■ **Written task**
Will you give the material below again, every line exactly as it is?

═════ Record list ═════

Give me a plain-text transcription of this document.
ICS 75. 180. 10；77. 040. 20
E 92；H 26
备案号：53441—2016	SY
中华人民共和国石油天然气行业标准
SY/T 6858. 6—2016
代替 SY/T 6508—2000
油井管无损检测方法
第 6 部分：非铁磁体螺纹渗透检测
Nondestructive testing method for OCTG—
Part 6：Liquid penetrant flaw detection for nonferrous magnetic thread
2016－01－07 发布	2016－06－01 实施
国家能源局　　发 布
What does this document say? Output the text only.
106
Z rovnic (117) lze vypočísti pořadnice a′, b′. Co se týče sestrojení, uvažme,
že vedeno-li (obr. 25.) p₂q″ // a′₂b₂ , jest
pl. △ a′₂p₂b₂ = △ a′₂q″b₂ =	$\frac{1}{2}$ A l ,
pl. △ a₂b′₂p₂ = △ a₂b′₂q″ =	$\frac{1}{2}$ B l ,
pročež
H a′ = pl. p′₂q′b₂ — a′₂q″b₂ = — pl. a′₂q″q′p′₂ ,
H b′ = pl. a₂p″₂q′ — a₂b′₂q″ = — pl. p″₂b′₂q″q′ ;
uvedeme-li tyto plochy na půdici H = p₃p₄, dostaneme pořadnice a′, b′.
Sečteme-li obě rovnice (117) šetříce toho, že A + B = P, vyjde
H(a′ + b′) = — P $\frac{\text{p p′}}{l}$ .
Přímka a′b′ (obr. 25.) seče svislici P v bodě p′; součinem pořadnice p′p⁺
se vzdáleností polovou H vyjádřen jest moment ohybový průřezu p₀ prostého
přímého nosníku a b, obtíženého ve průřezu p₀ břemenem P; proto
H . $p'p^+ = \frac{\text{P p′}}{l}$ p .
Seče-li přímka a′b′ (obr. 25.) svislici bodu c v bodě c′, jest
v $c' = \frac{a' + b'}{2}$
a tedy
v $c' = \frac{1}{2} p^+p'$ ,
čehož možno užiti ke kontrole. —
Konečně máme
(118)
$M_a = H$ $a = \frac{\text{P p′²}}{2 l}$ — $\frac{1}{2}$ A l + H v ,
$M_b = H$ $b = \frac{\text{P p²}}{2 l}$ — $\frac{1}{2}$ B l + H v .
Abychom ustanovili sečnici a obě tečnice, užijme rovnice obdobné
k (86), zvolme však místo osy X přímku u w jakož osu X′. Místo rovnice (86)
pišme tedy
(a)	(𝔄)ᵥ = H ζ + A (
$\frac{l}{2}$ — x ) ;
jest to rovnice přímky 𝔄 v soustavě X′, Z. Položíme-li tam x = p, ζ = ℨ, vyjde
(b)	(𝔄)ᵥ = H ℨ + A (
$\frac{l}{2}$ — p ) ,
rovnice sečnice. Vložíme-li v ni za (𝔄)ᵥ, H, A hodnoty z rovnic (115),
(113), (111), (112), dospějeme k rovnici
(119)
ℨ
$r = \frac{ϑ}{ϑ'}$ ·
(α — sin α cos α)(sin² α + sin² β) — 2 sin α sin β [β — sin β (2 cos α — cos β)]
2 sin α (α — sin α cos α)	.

═════

■ **The answer**
Give me a plain-text transcription of this document.
ICS 75. 180. 10；77. 040. 20
E 92；H 26
备案号：53441—2016	SY
中华人民共和国石油天然气行业标准
SY/T 6858. 6—2016
代替 SY/T 6508—2000
油井管无损检测方法
第 6 部分：非铁磁体螺纹渗透检测
Nondestructive testing method for OCTG—
Part 6：Liquid penetrant flaw detection for nonferrous magnetic thread
2016－01－07 发布	2016－06－01 实施
国家能源局　　发 布
What does this document say? Output the text only.
106
Z rovnic (117) lze vypočísti pořadnice a′, b′. Co se týče sestrojení, uvažme,
že vedeno-li (obr. 25.) p₂q″ // a′₂b₂ , jest
pl. △ a′₂p₂b₂ = △ a′₂q″b₂ =	$\frac{1}{2}$ A l ,
pl. △ a₂b′₂p₂ = △ a₂b′₂q″ =	$\frac{1}{2}$ B l ,
pročež
H a′ = pl. p′₂q′b₂ — a′₂q″b₂ = — pl. a′₂q″q′p′₂ ,
H b′ = pl. a₂p″₂q′ — a₂b′₂q″ = — pl. p″₂b′₂q″q′ ;
uvedeme-li tyto plochy na půdici H = p₃p₄, dostaneme pořadnice a′, b′.
Sečteme-li obě rovnice (117) šetříce toho, že A + B = P, vyjde
H(a′ + b′) = — P $\frac{\text{p p′}}{l}$ .
Přímka a′b′ (obr. 25.) seče svislici P v bodě p′; součinem pořadnice p′p⁺
se vzdáleností polovou H vyjádřen jest moment ohybový průřezu p₀ prostého
přímého nosníku a b, obtíženého ve průřezu p₀ břemenem P; proto
H . $p'p^+ = \frac{\text{P p′}}{l}$ p .
Seče-li přímka a′b′ (obr. 25.) svislici bodu c v bodě c′, jest
v $c' = \frac{a' + b'}{2}$
a tedy
v $c' = \frac{1}{2} p^+p'$ ,
čehož možno užiti ke kontrole. —
Konečně máme
(118)
$M_a = H$ $a = \frac{\text{P p′²}}{2 l}$ — $\frac{1}{2}$ A l + H v ,
$M_b = H$ $b = \frac{\text{P p²}}{2 l}$ — $\frac{1}{2}$ B l + H v .
Abychom ustanovili sečnici a obě tečnice, užijme rovnice obdobné
k (86), zvolme však místo osy X přímku u w jakož osu X′. Místo rovnice (86)
pišme tedy
(a)	(𝔄)ᵥ = H ζ + A (
$\frac{l}{2}$ — x ) ;
jest to rovnice přímky 𝔄 v soustavě X′, Z. Položíme-li tam x = p, ζ = ℨ, vyjde
(b)	(𝔄)ᵥ = H ℨ + A (
$\frac{l}{2}$ — p ) ,
rovnice sečnice. Vložíme-li v ni za (𝔄)ᵥ, H, A hodnoty z rovnic (115),
(113), (111), (112), dospějeme k rovnici
(119)
ℨ
$r = \frac{ϑ}{ϑ'}$ ·
(α — sin α cos α)(sin² α + sin² β) — 2 sin α sin β [β — sin β (2 cos α — cos β)]
2 sin α (α — sin α cos α)	.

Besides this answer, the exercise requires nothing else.